Copy out lines with the word "image" from the material that follows.

### [GIVEN DATA]
"""
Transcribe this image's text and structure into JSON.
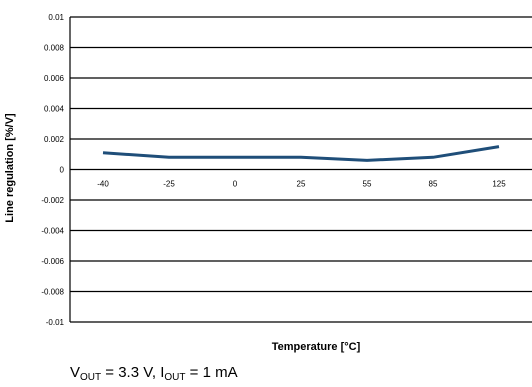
{
  "chart_data": {
    "type": "line",
    "categories": [
      "-40",
      "-25",
      "0",
      "25",
      "55",
      "85",
      "125"
    ],
    "series": [
      {
        "values": [
          0.0011,
          0.0008,
          0.0008,
          0.0008,
          0.0006,
          0.0008,
          0.0015
        ],
        "color": "#1f4e79"
      }
    ],
    "xlabel": "Temperature [°C]",
    "ylabel": "Line regulation [%/V]",
    "ylim": [
      -0.01,
      0.01
    ],
    "yticks": [
      "0.01",
      "0.008",
      "0.006",
      "0.004",
      "0.002",
      "0",
      "-0.002",
      "-0.004",
      "-0.006",
      "-0.008",
      "-0.01"
    ],
    "grid": true
  },
  "caption": {
    "v_prefix": "V",
    "v_sub": "OUT",
    "v_value": " = 3.3 V, I",
    "i_sub": "OUT",
    "i_value": " = 1 mA"
  }
}
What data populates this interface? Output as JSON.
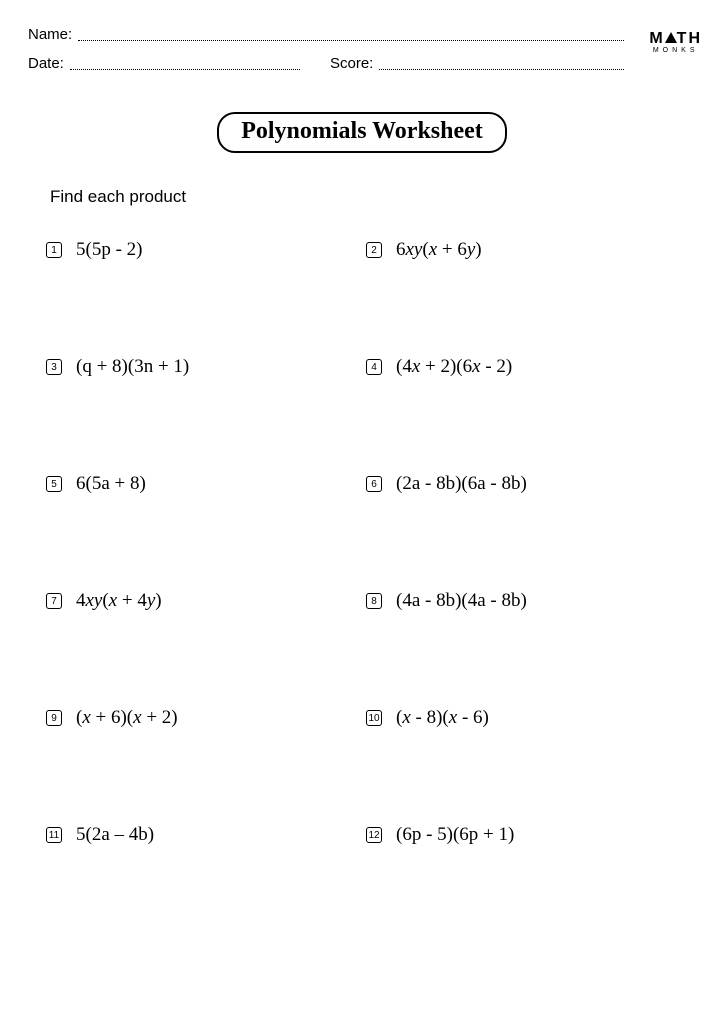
{
  "header": {
    "name_label": "Name:",
    "date_label": "Date:",
    "score_label": "Score:"
  },
  "logo": {
    "line1_pre": "M",
    "line1_post": "TH",
    "line2": "MONKS"
  },
  "title": "Polynomials Worksheet",
  "instruction": "Find each product",
  "problems": [
    {
      "n": "1",
      "html": "5(5p - 2)"
    },
    {
      "n": "2",
      "html": "6<span class='it'>xy</span>(<span class='it'>x</span> + 6<span class='it'>y</span>)"
    },
    {
      "n": "3",
      "html": "(q + 8)(3n + 1)"
    },
    {
      "n": "4",
      "html": "(4<span class='it'>x</span> + 2)(6<span class='it'>x</span> - 2)"
    },
    {
      "n": "5",
      "html": "6(5a + 8)"
    },
    {
      "n": "6",
      "html": "(2a - 8b)(6a - 8b)"
    },
    {
      "n": "7",
      "html": "4<span class='it'>xy</span>(<span class='it'>x</span> + 4<span class='it'>y</span>)"
    },
    {
      "n": "8",
      "html": "(4a - 8b)(4a - 8b)"
    },
    {
      "n": "9",
      "html": "(<span class='it'>x</span> + 6)(<span class='it'>x</span> + 2)"
    },
    {
      "n": "10",
      "html": "(<span class='it'>x</span> - 8)(<span class='it'>x</span> - 6)"
    },
    {
      "n": "11",
      "html": "5(2a – 4b)"
    },
    {
      "n": "12",
      "html": "(6p - 5)(6p + 1)"
    }
  ],
  "style": {
    "page_bg": "#ffffff",
    "text_color": "#000000",
    "title_fontsize": 24,
    "expr_fontsize": 19,
    "label_fontsize": 15
  }
}
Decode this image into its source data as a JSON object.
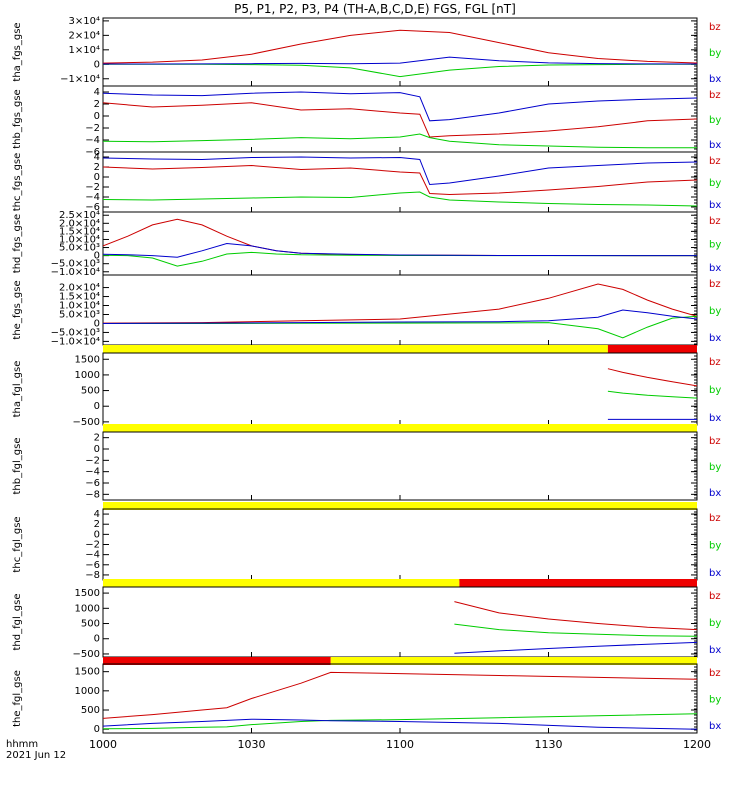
"""
### [ANSWER TO THIS EXERCISE]
Transcribe this image's text and structure into JSON.
Decode this image into its source data as a JSON object.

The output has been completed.